What is expected:
Report every line below that holds the word "JSON".

Data provided:
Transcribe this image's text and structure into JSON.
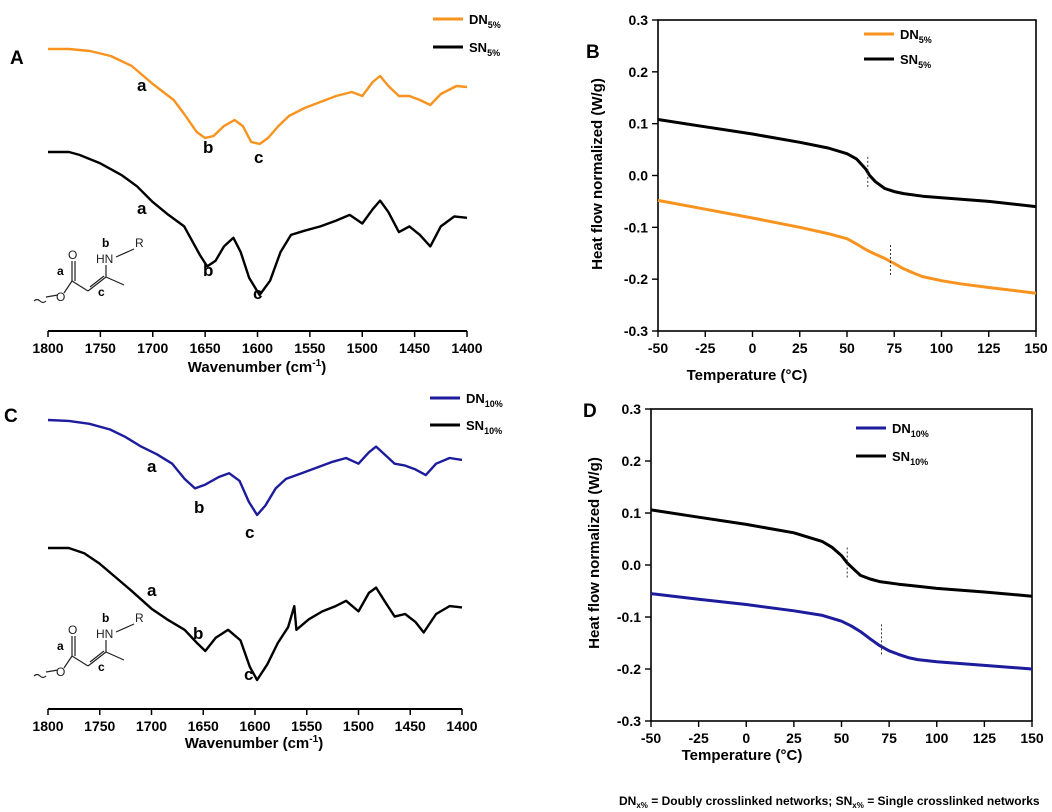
{
  "colors": {
    "dn5": "#F7931E",
    "dn10": "#1C1C9C",
    "sn": "#000000",
    "axis": "#000000"
  },
  "footnote": {
    "dn": "DN",
    "sub": "x%",
    "dn_text": " = Doubly crosslinked networks; ",
    "sn": "SN",
    "sn_text": " = Single crosslinked networks"
  },
  "chemical_structure": {
    "atoms": [
      "HN",
      "R",
      "O",
      "O"
    ],
    "labels": [
      "a",
      "b",
      "c"
    ]
  },
  "chart_data": [
    {
      "panel": "A",
      "type": "line",
      "xlabel": "Wavenumber (cm",
      "xlabel_sup": "-1",
      "xlabel_close": ")",
      "ylabel": "",
      "xlim": [
        1800,
        1400
      ],
      "xticks": [
        "1800",
        "1750",
        "1700",
        "1650",
        "1600",
        "1550",
        "1500",
        "1450",
        "1400"
      ],
      "series": [
        {
          "name": "DN",
          "sub": "5%",
          "color": "#F7931E",
          "points": [
            [
              1800,
              0.05
            ],
            [
              1780,
              0.05
            ],
            [
              1760,
              0.07
            ],
            [
              1740,
              0.12
            ],
            [
              1720,
              0.22
            ],
            [
              1700,
              0.4
            ],
            [
              1680,
              0.56
            ],
            [
              1670,
              0.7
            ],
            [
              1658,
              0.88
            ],
            [
              1650,
              0.94
            ],
            [
              1642,
              0.92
            ],
            [
              1632,
              0.82
            ],
            [
              1622,
              0.76
            ],
            [
              1614,
              0.82
            ],
            [
              1606,
              0.98
            ],
            [
              1598,
              1.0
            ],
            [
              1590,
              0.94
            ],
            [
              1580,
              0.82
            ],
            [
              1570,
              0.72
            ],
            [
              1555,
              0.64
            ],
            [
              1540,
              0.58
            ],
            [
              1525,
              0.52
            ],
            [
              1510,
              0.48
            ],
            [
              1500,
              0.52
            ],
            [
              1490,
              0.38
            ],
            [
              1483,
              0.32
            ],
            [
              1475,
              0.42
            ],
            [
              1465,
              0.52
            ],
            [
              1455,
              0.52
            ],
            [
              1445,
              0.56
            ],
            [
              1435,
              0.61
            ],
            [
              1425,
              0.5
            ],
            [
              1410,
              0.42
            ],
            [
              1400,
              0.43
            ]
          ]
        },
        {
          "name": "SN",
          "sub": "5%",
          "color": "#000000",
          "points": [
            [
              1800,
              0.0
            ],
            [
              1780,
              0.0
            ],
            [
              1770,
              0.02
            ],
            [
              1750,
              0.08
            ],
            [
              1730,
              0.16
            ],
            [
              1715,
              0.24
            ],
            [
              1700,
              0.35
            ],
            [
              1685,
              0.44
            ],
            [
              1670,
              0.52
            ],
            [
              1655,
              0.72
            ],
            [
              1648,
              0.8
            ],
            [
              1640,
              0.76
            ],
            [
              1632,
              0.66
            ],
            [
              1623,
              0.6
            ],
            [
              1616,
              0.7
            ],
            [
              1608,
              0.88
            ],
            [
              1598,
              1.0
            ],
            [
              1588,
              0.9
            ],
            [
              1578,
              0.7
            ],
            [
              1568,
              0.58
            ],
            [
              1555,
              0.55
            ],
            [
              1540,
              0.52
            ],
            [
              1525,
              0.48
            ],
            [
              1512,
              0.44
            ],
            [
              1500,
              0.5
            ],
            [
              1490,
              0.4
            ],
            [
              1483,
              0.34
            ],
            [
              1475,
              0.42
            ],
            [
              1465,
              0.56
            ],
            [
              1455,
              0.52
            ],
            [
              1445,
              0.58
            ],
            [
              1435,
              0.66
            ],
            [
              1425,
              0.52
            ],
            [
              1412,
              0.45
            ],
            [
              1400,
              0.46
            ]
          ]
        }
      ],
      "annotations": [
        "a",
        "b",
        "c",
        "a",
        "b",
        "c"
      ]
    },
    {
      "panel": "B",
      "type": "line",
      "xlabel": "Temperature (°C)",
      "ylabel": "Heat flow normalized (W/g)",
      "xlim": [
        -50,
        150
      ],
      "ylim": [
        -0.3,
        0.3
      ],
      "xticks": [
        "-50",
        "-25",
        "0",
        "25",
        "50",
        "75",
        "100",
        "125",
        "150"
      ],
      "yticks": [
        "-0.3",
        "-0.2",
        "-0.1",
        "0.0",
        "0.1",
        "0.2",
        "0.3"
      ],
      "series": [
        {
          "name": "DN",
          "sub": "5%",
          "color": "#F7931E",
          "x": [
            -50,
            -25,
            0,
            25,
            40,
            50,
            55,
            60,
            65,
            70,
            75,
            80,
            85,
            90,
            100,
            110,
            125,
            150
          ],
          "y": [
            -0.048,
            -0.065,
            -0.082,
            -0.1,
            -0.112,
            -0.122,
            -0.132,
            -0.143,
            -0.152,
            -0.16,
            -0.17,
            -0.18,
            -0.188,
            -0.195,
            -0.203,
            -0.209,
            -0.216,
            -0.227
          ]
        },
        {
          "name": "SN",
          "sub": "5%",
          "color": "#000000",
          "x": [
            -50,
            -25,
            0,
            25,
            40,
            50,
            55,
            60,
            62,
            65,
            70,
            75,
            80,
            90,
            100,
            125,
            150
          ],
          "y": [
            0.108,
            0.094,
            0.08,
            0.064,
            0.053,
            0.042,
            0.032,
            0.012,
            0.0,
            -0.012,
            -0.025,
            -0.031,
            -0.035,
            -0.04,
            -0.043,
            -0.05,
            -0.06
          ]
        }
      ],
      "tg_markers": [
        {
          "x": 61,
          "y": 0.005
        },
        {
          "x": 73,
          "y": -0.165
        }
      ]
    },
    {
      "panel": "C",
      "type": "line",
      "xlabel": "Wavenumber (cm",
      "xlabel_sup": "-1",
      "xlabel_close": ")",
      "ylabel": "",
      "xlim": [
        1800,
        1400
      ],
      "xticks": [
        "1800",
        "1750",
        "1700",
        "1650",
        "1600",
        "1550",
        "1500",
        "1450",
        "1400"
      ],
      "series": [
        {
          "name": "DN",
          "sub": "10%",
          "color": "#1C1C9C",
          "points": [
            [
              1800,
              0.0
            ],
            [
              1780,
              0.01
            ],
            [
              1760,
              0.04
            ],
            [
              1740,
              0.1
            ],
            [
              1725,
              0.18
            ],
            [
              1710,
              0.28
            ],
            [
              1695,
              0.36
            ],
            [
              1680,
              0.46
            ],
            [
              1668,
              0.62
            ],
            [
              1658,
              0.72
            ],
            [
              1648,
              0.68
            ],
            [
              1635,
              0.6
            ],
            [
              1625,
              0.56
            ],
            [
              1615,
              0.64
            ],
            [
              1606,
              0.86
            ],
            [
              1598,
              1.0
            ],
            [
              1590,
              0.9
            ],
            [
              1580,
              0.72
            ],
            [
              1570,
              0.62
            ],
            [
              1555,
              0.56
            ],
            [
              1540,
              0.5
            ],
            [
              1525,
              0.44
            ],
            [
              1512,
              0.4
            ],
            [
              1500,
              0.46
            ],
            [
              1490,
              0.34
            ],
            [
              1483,
              0.28
            ],
            [
              1475,
              0.36
            ],
            [
              1465,
              0.46
            ],
            [
              1455,
              0.48
            ],
            [
              1445,
              0.52
            ],
            [
              1435,
              0.58
            ],
            [
              1425,
              0.46
            ],
            [
              1412,
              0.4
            ],
            [
              1400,
              0.42
            ]
          ]
        },
        {
          "name": "SN",
          "sub": "10%",
          "color": "#000000",
          "points": [
            [
              1800,
              0.0
            ],
            [
              1780,
              0.0
            ],
            [
              1765,
              0.04
            ],
            [
              1750,
              0.12
            ],
            [
              1735,
              0.22
            ],
            [
              1720,
              0.32
            ],
            [
              1700,
              0.46
            ],
            [
              1685,
              0.54
            ],
            [
              1668,
              0.62
            ],
            [
              1656,
              0.72
            ],
            [
              1648,
              0.78
            ],
            [
              1638,
              0.68
            ],
            [
              1626,
              0.62
            ],
            [
              1614,
              0.7
            ],
            [
              1605,
              0.9
            ],
            [
              1598,
              1.0
            ],
            [
              1588,
              0.88
            ],
            [
              1578,
              0.72
            ],
            [
              1568,
              0.6
            ],
            [
              1562,
              0.44
            ],
            [
              1560,
              0.62
            ],
            [
              1548,
              0.54
            ],
            [
              1535,
              0.48
            ],
            [
              1522,
              0.44
            ],
            [
              1512,
              0.4
            ],
            [
              1500,
              0.48
            ],
            [
              1490,
              0.34
            ],
            [
              1483,
              0.3
            ],
            [
              1475,
              0.4
            ],
            [
              1465,
              0.52
            ],
            [
              1455,
              0.5
            ],
            [
              1445,
              0.56
            ],
            [
              1437,
              0.64
            ],
            [
              1425,
              0.5
            ],
            [
              1412,
              0.44
            ],
            [
              1400,
              0.45
            ]
          ]
        }
      ],
      "annotations": [
        "a",
        "b",
        "c",
        "a",
        "b",
        "c"
      ]
    },
    {
      "panel": "D",
      "type": "line",
      "xlabel": "Temperature (°C)",
      "ylabel": "Heat flow normalized (W/g)",
      "xlim": [
        -50,
        150
      ],
      "ylim": [
        -0.3,
        0.3
      ],
      "xticks": [
        "-50",
        "-25",
        "0",
        "25",
        "50",
        "75",
        "100",
        "125",
        "150"
      ],
      "yticks": [
        "-0.3",
        "-0.2",
        "-0.1",
        "0.0",
        "0.1",
        "0.2",
        "0.3"
      ],
      "series": [
        {
          "name": "DN",
          "sub": "10%",
          "color": "#1C1C9C",
          "x": [
            -50,
            -25,
            0,
            25,
            40,
            50,
            55,
            60,
            65,
            70,
            75,
            80,
            85,
            90,
            100,
            125,
            150
          ],
          "y": [
            -0.055,
            -0.066,
            -0.076,
            -0.088,
            -0.097,
            -0.108,
            -0.117,
            -0.128,
            -0.142,
            -0.155,
            -0.165,
            -0.172,
            -0.178,
            -0.182,
            -0.186,
            -0.193,
            -0.2
          ]
        },
        {
          "name": "SN",
          "sub": "10%",
          "color": "#000000",
          "x": [
            -50,
            -25,
            0,
            25,
            40,
            45,
            50,
            53,
            57,
            60,
            65,
            70,
            80,
            90,
            100,
            125,
            150
          ],
          "y": [
            0.106,
            0.092,
            0.078,
            0.062,
            0.045,
            0.034,
            0.018,
            0.004,
            -0.01,
            -0.02,
            -0.027,
            -0.032,
            -0.037,
            -0.041,
            -0.045,
            -0.052,
            -0.06
          ]
        }
      ],
      "tg_markers": [
        {
          "x": 53,
          "y": 0.003
        },
        {
          "x": 71,
          "y": -0.145
        }
      ]
    }
  ]
}
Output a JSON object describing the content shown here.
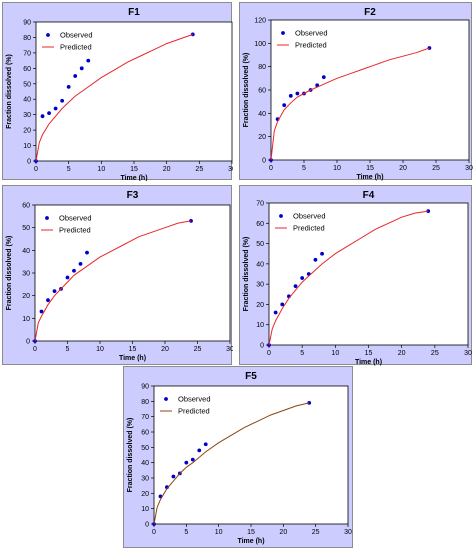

Reply to the exercise:
Transcribe this image's text and structure into JSON.
Output a JSON object describing the content shown here.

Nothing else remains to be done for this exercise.